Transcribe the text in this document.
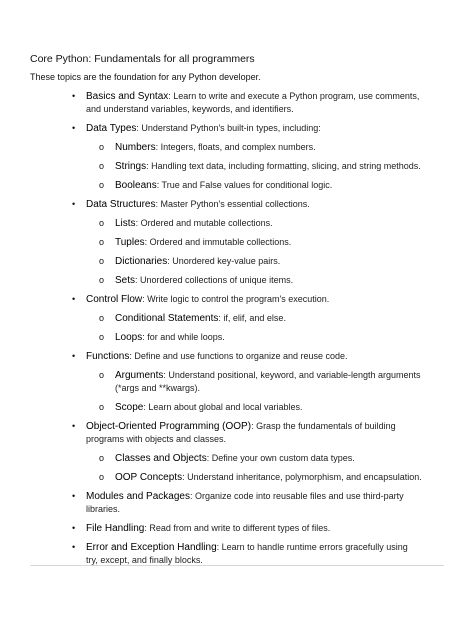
Core Python: Fundamentals for all programmers
These topics are the foundation for any Python developer.
• Basics and Syntax: Learn to write and execute a Python program, use comments, and understand variables, keywords, and identifiers.
• Data Types: Understand Python's built-in types, including:
o Numbers: Integers, floats, and complex numbers.
o Strings: Handling text data, including formatting, slicing, and string methods.
o Booleans: True and False values for conditional logic.
• Data Structures: Master Python's essential collections.
o Lists: Ordered and mutable collections.
o Tuples: Ordered and immutable collections.
o Dictionaries: Unordered key-value pairs.
o Sets: Unordered collections of unique items.
• Control Flow: Write logic to control the program's execution.
o Conditional Statements: if, elif, and else.
o Loops: for and while loops.
• Functions: Define and use functions to organize and reuse code.
o Arguments: Understand positional, keyword, and variable-length arguments (*args and **kwargs).
o Scope: Learn about global and local variables.
• Object-Oriented Programming (OOP): Grasp the fundamentals of building programs with objects and classes.
o Classes and Objects: Define your own custom data types.
o OOP Concepts: Understand inheritance, polymorphism, and encapsulation.
• Modules and Packages: Organize code into reusable files and use third-party libraries.
• File Handling: Read from and write to different types of files.
• Error and Exception Handling: Learn to handle runtime errors gracefully using try, except, and finally blocks.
◇ ◇ ◇
> **Written problem**
Output the entries above exactly, without their pictures.

> **Right answer**
Transcribe the text in this document.
Core Python: Fundamentals for all programmers
These topics are the foundation for any Python developer.
• Basics and Syntax: Learn to write and execute a Python program, use comments, and understand variables, keywords, and identifiers.
• Data Types: Understand Python's built-in types, including:
o Numbers: Integers, floats, and complex numbers.
o Strings: Handling text data, including formatting, slicing, and string methods.
o Booleans: True and False values for conditional logic.
• Data Structures: Master Python's essential collections.
o Lists: Ordered and mutable collections.
o Tuples: Ordered and immutable collections.
o Dictionaries: Unordered key-value pairs.
o Sets: Unordered collections of unique items.
• Control Flow: Write logic to control the program's execution.
o Conditional Statements: if, elif, and else.
o Loops: for and while loops.
• Functions: Define and use functions to organize and reuse code.
o Arguments: Understand positional, keyword, and variable-length arguments (*args and **kwargs).
o Scope: Learn about global and local variables.
• Object-Oriented Programming (OOP): Grasp the fundamentals of building programs with objects and classes.
o Classes and Objects: Define your own custom data types.
o OOP Concepts: Understand inheritance, polymorphism, and encapsulation.
• Modules and Packages: Organize code into reusable files and use third-party libraries.
• File Handling: Read from and write to different types of files.
• Error and Exception Handling: Learn to handle runtime errors gracefully using try, except, and finally blocks.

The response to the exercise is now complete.